▸ **Task to complete**
Repeat the material verbatim. Images are excluded from the copy.

▸ **Rows from a figure dataset**
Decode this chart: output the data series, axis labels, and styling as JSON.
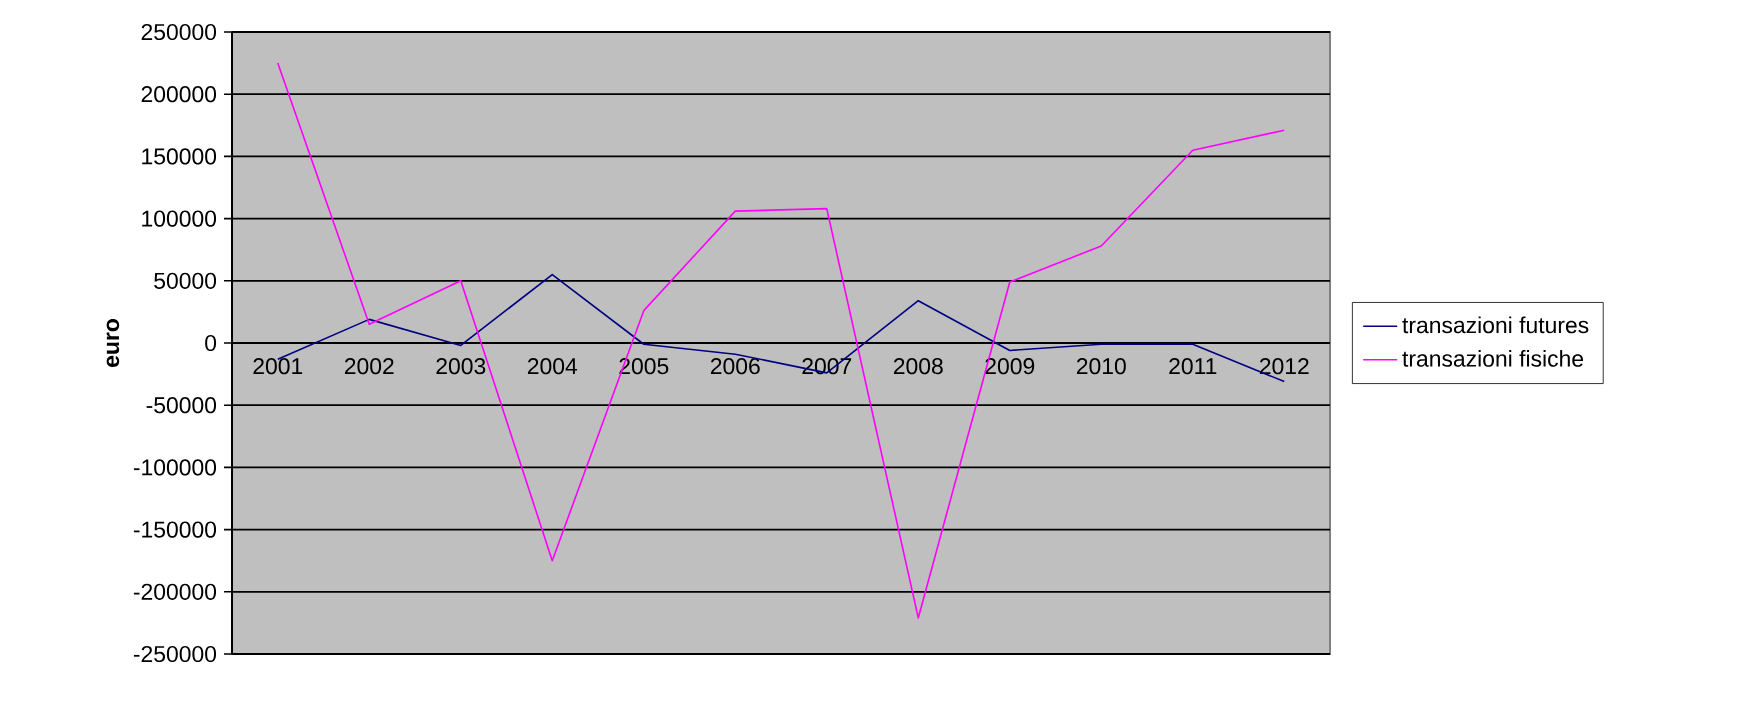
{
  "chart_data": {
    "type": "line",
    "ylabel": "euro",
    "categories": [
      "2001",
      "2002",
      "2003",
      "2004",
      "2005",
      "2006",
      "2007",
      "2008",
      "2009",
      "2010",
      "2011",
      "2012"
    ],
    "series": [
      {
        "name": "transazioni futures",
        "color": "#000080",
        "values": [
          -13000,
          19000,
          -2000,
          55000,
          -1000,
          -9000,
          -24000,
          34000,
          -6000,
          -1000,
          -1000,
          -31000
        ]
      },
      {
        "name": "transazioni fisiche",
        "color": "#ff00ff",
        "values": [
          225000,
          15000,
          50000,
          -175000,
          26000,
          106000,
          108000,
          -221000,
          49000,
          78000,
          155000,
          171000
        ]
      }
    ],
    "ylim": [
      -250000,
      250000
    ],
    "yticks": [
      -250000,
      -200000,
      -150000,
      -100000,
      -50000,
      0,
      50000,
      100000,
      150000,
      200000,
      250000
    ],
    "grid": "y",
    "legend": "right",
    "marker": "none",
    "line_style": "solid"
  }
}
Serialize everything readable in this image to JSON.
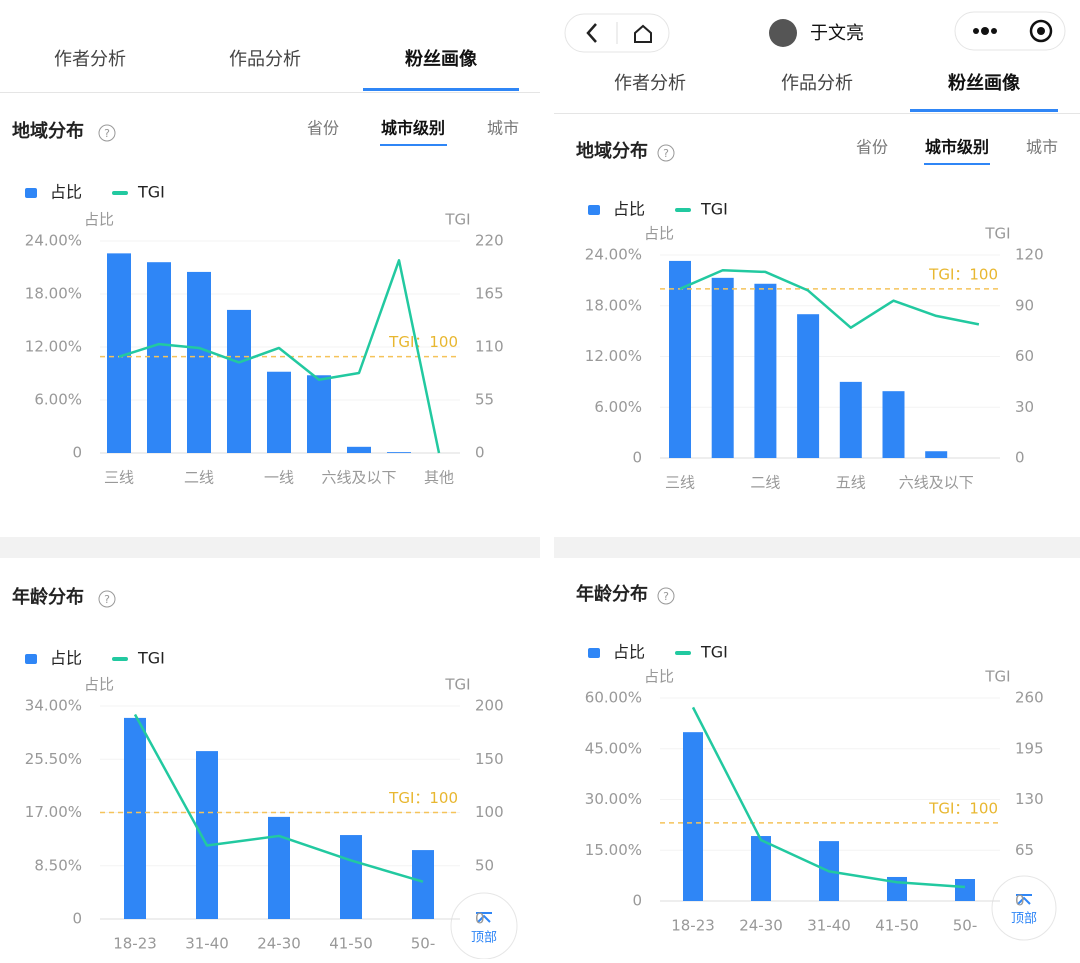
{
  "left": {
    "tabs": [
      "作者分析",
      "作品分析",
      "粉丝画像"
    ],
    "region": {
      "title": "地域分布",
      "subtabs": [
        "省份",
        "城市级别",
        "城市"
      ]
    },
    "age": {
      "title": "年龄分布"
    },
    "top_button": "顶部"
  },
  "right": {
    "header": {
      "name": "于文亮"
    },
    "tabs": [
      "作者分析",
      "作品分析",
      "粉丝画像"
    ],
    "region": {
      "title": "地域分布",
      "subtabs": [
        "省份",
        "城市级别",
        "城市"
      ]
    },
    "age": {
      "title": "年龄分布"
    },
    "top_button": "顶部"
  },
  "chart_data": [
    {
      "type": "bar_line",
      "y_label": "占比",
      "y2_label": "TGI",
      "categories": [
        "三线",
        null,
        "二线",
        null,
        "一线",
        null,
        "六线及以下",
        null,
        "其他"
      ],
      "series": [
        {
          "name": "占比",
          "color": "#2f86f6",
          "values": [
            22.6,
            21.6,
            20.5,
            16.2,
            9.2,
            8.8,
            0.7,
            0.1,
            0
          ]
        },
        {
          "name": "TGI",
          "color": "#22c9a0",
          "axis": "y2",
          "values": [
            100,
            113,
            109,
            94,
            109,
            76,
            83,
            200,
            0
          ]
        }
      ],
      "ylim": [
        0,
        24
      ],
      "yticks": [
        0,
        {
          "value": 6,
          "label": "6.00%"
        },
        {
          "value": 12,
          "label": "12.00%"
        },
        {
          "value": 18,
          "label": "18.00%"
        },
        {
          "value": 24,
          "label": "24.00%"
        }
      ],
      "y2lim": [
        0,
        220
      ],
      "y2ticks": [
        0,
        55,
        110,
        165,
        220
      ],
      "reference_line": {
        "value": 100,
        "label": "TGI：100",
        "color": "#f5c35a"
      },
      "grid": true
    },
    {
      "type": "bar_line",
      "y_label": "占比",
      "y2_label": "TGI",
      "categories": [
        "三线",
        null,
        "二线",
        null,
        "五线",
        null,
        "六线及以下",
        null
      ],
      "series": [
        {
          "name": "占比",
          "color": "#2f86f6",
          "values": [
            23.3,
            21.3,
            20.6,
            17.0,
            9.0,
            7.9,
            0.8,
            0
          ]
        },
        {
          "name": "TGI",
          "color": "#22c9a0",
          "axis": "y2",
          "values": [
            100,
            111,
            110,
            99,
            77,
            93,
            84,
            79
          ]
        }
      ],
      "ylim": [
        0,
        24
      ],
      "yticks": [
        0,
        {
          "value": 6,
          "label": "6.00%"
        },
        {
          "value": 12,
          "label": "12.00%"
        },
        {
          "value": 18,
          "label": "18.00%"
        },
        {
          "value": 24,
          "label": "24.00%"
        }
      ],
      "y2lim": [
        0,
        120
      ],
      "y2ticks": [
        0,
        30,
        60,
        90,
        120
      ],
      "reference_line": {
        "value": 100,
        "label": "TGI：100",
        "color": "#f5c35a"
      },
      "grid": true
    },
    {
      "type": "bar_line",
      "y_label": "占比",
      "y2_label": "TGI",
      "categories": [
        "18-23",
        "31-40",
        "24-30",
        "41-50",
        "50-"
      ],
      "series": [
        {
          "name": "占比",
          "color": "#2f86f6",
          "values": [
            32.1,
            26.8,
            16.3,
            13.4,
            11.0
          ]
        },
        {
          "name": "TGI",
          "color": "#22c9a0",
          "axis": "y2",
          "values": [
            192,
            69,
            78,
            55,
            35
          ]
        }
      ],
      "ylim": [
        0,
        34
      ],
      "yticks": [
        0,
        {
          "value": 8.5,
          "label": "8.50%"
        },
        {
          "value": 17,
          "label": "17.00%"
        },
        {
          "value": 25.5,
          "label": "25.50%"
        },
        {
          "value": 34,
          "label": "34.00%"
        }
      ],
      "y2lim": [
        0,
        200
      ],
      "y2ticks": [
        0,
        50,
        100,
        150,
        200
      ],
      "reference_line": {
        "value": 100,
        "label": "TGI：100",
        "color": "#f5c35a"
      },
      "grid": true
    },
    {
      "type": "bar_line",
      "y_label": "占比",
      "y2_label": "TGI",
      "categories": [
        "18-23",
        "24-30",
        "31-40",
        "41-50",
        "50-"
      ],
      "series": [
        {
          "name": "占比",
          "color": "#2f86f6",
          "values": [
            49.9,
            19.2,
            17.7,
            7.1,
            6.5
          ]
        },
        {
          "name": "TGI",
          "color": "#22c9a0",
          "axis": "y2",
          "values": [
            248,
            78,
            38,
            24,
            18
          ]
        }
      ],
      "ylim": [
        0,
        60
      ],
      "yticks": [
        0,
        {
          "value": 15,
          "label": "15.00%"
        },
        {
          "value": 30,
          "label": "30.00%"
        },
        {
          "value": 45,
          "label": "45.00%"
        },
        {
          "value": 60,
          "label": "60.00%"
        }
      ],
      "y2lim": [
        0,
        260
      ],
      "y2ticks": [
        0,
        65,
        130,
        195,
        260
      ],
      "reference_line": {
        "value": 100,
        "label": "TGI：100",
        "color": "#f5c35a"
      },
      "grid": true
    }
  ]
}
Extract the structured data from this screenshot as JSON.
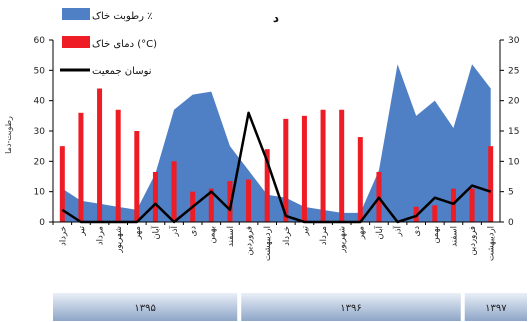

▸ **Written reply**
Decode this chart: output the data series, axis labels, and styling as JSON.
{
  "chart_data": {
    "type": "line",
    "ylabel": "euro",
    "categories": [
      "2001",
      "2002",
      "2003",
      "2004",
      "2005",
      "2006",
      "2007",
      "2008",
      "2009",
      "2010",
      "2011",
      "2012"
    ],
    "series": [
      {
        "name": "transazioni futures",
        "color": "#000080",
        "values": [
          -13000,
          19000,
          -2000,
          55000,
          -1000,
          -9000,
          -24000,
          34000,
          -6000,
          -1000,
          -1000,
          -31000
        ]
      },
      {
        "name": "transazioni fisiche",
        "color": "#ff00ff",
        "values": [
          225000,
          15000,
          50000,
          -175000,
          26000,
          106000,
          108000,
          -221000,
          49000,
          78000,
          155000,
          171000
        ]
      }
    ],
    "ylim": [
      -250000,
      250000
    ],
    "yticks": [
      -250000,
      -200000,
      -150000,
      -100000,
      -50000,
      0,
      50000,
      100000,
      150000,
      200000,
      250000
    ],
    "grid": "y",
    "legend": "right",
    "marker": "none",
    "line_style": "solid"
  }
}
Serialize everything readable in this image to JSON.
{
  "left": {
    "tabs": [
      "作者分析",
      "作品分析",
      "粉丝画像"
    ],
    "region": {
      "title": "地域分布",
      "subtabs": [
        "省份",
        "城市级别",
        "城市"
      ]
    },
    "age": {
      "title": "年龄分布"
    },
    "top_button": "顶部"
  },
  "right": {
    "header": {
      "name": "于文亮"
    },
    "tabs": [
      "作者分析",
      "作品分析",
      "粉丝画像"
    ],
    "region": {
      "title": "地域分布",
      "subtabs": [
        "省份",
        "城市级别",
        "城市"
      ]
    },
    "age": {
      "title": "年龄分布"
    },
    "top_button": "顶部"
  },
  "chart_data": [
    {
      "type": "bar_line",
      "y_label": "占比",
      "y2_label": "TGI",
      "categories": [
        "三线",
        null,
        "二线",
        null,
        "一线",
        null,
        "六线及以下",
        null,
        "其他"
      ],
      "series": [
        {
          "name": "占比",
          "color": "#2f86f6",
          "values": [
            22.6,
            21.6,
            20.5,
            16.2,
            9.2,
            8.8,
            0.7,
            0.1,
            0
          ]
        },
        {
          "name": "TGI",
          "color": "#22c9a0",
          "axis": "y2",
          "values": [
            100,
            113,
            109,
            94,
            109,
            76,
            83,
            200,
            0
          ]
        }
      ],
      "ylim": [
        0,
        24
      ],
      "yticks": [
        0,
        {
          "value": 6,
          "label": "6.00%"
        },
        {
          "value": 12,
          "label": "12.00%"
        },
        {
          "value": 18,
          "label": "18.00%"
        },
        {
          "value": 24,
          "label": "24.00%"
        }
      ],
      "y2lim": [
        0,
        220
      ],
      "y2ticks": [
        0,
        55,
        110,
        165,
        220
      ],
      "reference_line": {
        "value": 100,
        "label": "TGI：100",
        "color": "#f5c35a"
      },
      "grid": true
    },
    {
      "type": "bar_line",
      "y_label": "占比",
      "y2_label": "TGI",
      "categories": [
        "三线",
        null,
        "二线",
        null,
        "五线",
        null,
        "六线及以下",
        null
      ],
      "series": [
        {
          "name": "占比",
          "color": "#2f86f6",
          "values": [
            23.3,
            21.3,
            20.6,
            17.0,
            9.0,
            7.9,
            0.8,
            0
          ]
        },
        {
          "name": "TGI",
          "color": "#22c9a0",
          "axis": "y2",
          "values": [
            100,
            111,
            110,
            99,
            77,
            93,
            84,
            79
          ]
        }
      ],
      "ylim": [
        0,
        24
      ],
      "yticks": [
        0,
        {
          "value": 6,
          "label": "6.00%"
        },
        {
          "value": 12,
          "label": "12.00%"
        },
        {
          "value": 18,
          "label": "18.00%"
        },
        {
          "value": 24,
          "label": "24.00%"
        }
      ],
      "y2lim": [
        0,
        120
      ],
      "y2ticks": [
        0,
        30,
        60,
        90,
        120
      ],
      "reference_line": {
        "value": 100,
        "label": "TGI：100",
        "color": "#f5c35a"
      },
      "grid": true
    },
    {
      "type": "bar_line",
      "y_label": "占比",
      "y2_label": "TGI",
      "categories": [
        "18-23",
        "31-40",
        "24-30",
        "41-50",
        "50-"
      ],
      "series": [
        {
          "name": "占比",
          "color": "#2f86f6",
          "values": [
            32.1,
            26.8,
            16.3,
            13.4,
            11.0
          ]
        },
        {
          "name": "TGI",
          "color": "#22c9a0",
          "axis": "y2",
          "values": [
            192,
            69,
            78,
            55,
            35
          ]
        }
      ],
      "ylim": [
        0,
        34
      ],
      "yticks": [
        0,
        {
          "value": 8.5,
          "label": "8.50%"
        },
        {
          "value": 17,
          "label": "17.00%"
        },
        {
          "value": 25.5,
          "label": "25.50%"
        },
        {
          "value": 34,
          "label": "34.00%"
        }
      ],
      "y2lim": [
        0,
        200
      ],
      "y2ticks": [
        0,
        50,
        100,
        150,
        200
      ],
      "reference_line": {
        "value": 100,
        "label": "TGI：100",
        "color": "#f5c35a"
      },
      "grid": true
    },
    {
      "type": "bar_line",
      "y_label": "占比",
      "y2_label": "TGI",
      "categories": [
        "18-23",
        "24-30",
        "31-40",
        "41-50",
        "50-"
      ],
      "series": [
        {
          "name": "占比",
          "color": "#2f86f6",
          "values": [
            49.9,
            19.2,
            17.7,
            7.1,
            6.5
          ]
        },
        {
          "name": "TGI",
          "color": "#22c9a0",
          "axis": "y2",
          "values": [
            248,
            78,
            38,
            24,
            18
          ]
        }
      ],
      "ylim": [
        0,
        60
      ],
      "yticks": [
        0,
        {
          "value": 15,
          "label": "15.00%"
        },
        {
          "value": 30,
          "label": "30.00%"
        },
        {
          "value": 45,
          "label": "45.00%"
        },
        {
          "value": 60,
          "label": "60.00%"
        }
      ],
      "y2lim": [
        0,
        260
      ],
      "y2ticks": [
        0,
        65,
        130,
        195,
        260
      ],
      "reference_line": {
        "value": 100,
        "label": "TGI：100",
        "color": "#f5c35a"
      },
      "grid": true
    }
  ]
}
Extract the structured data from this screenshot as JSON.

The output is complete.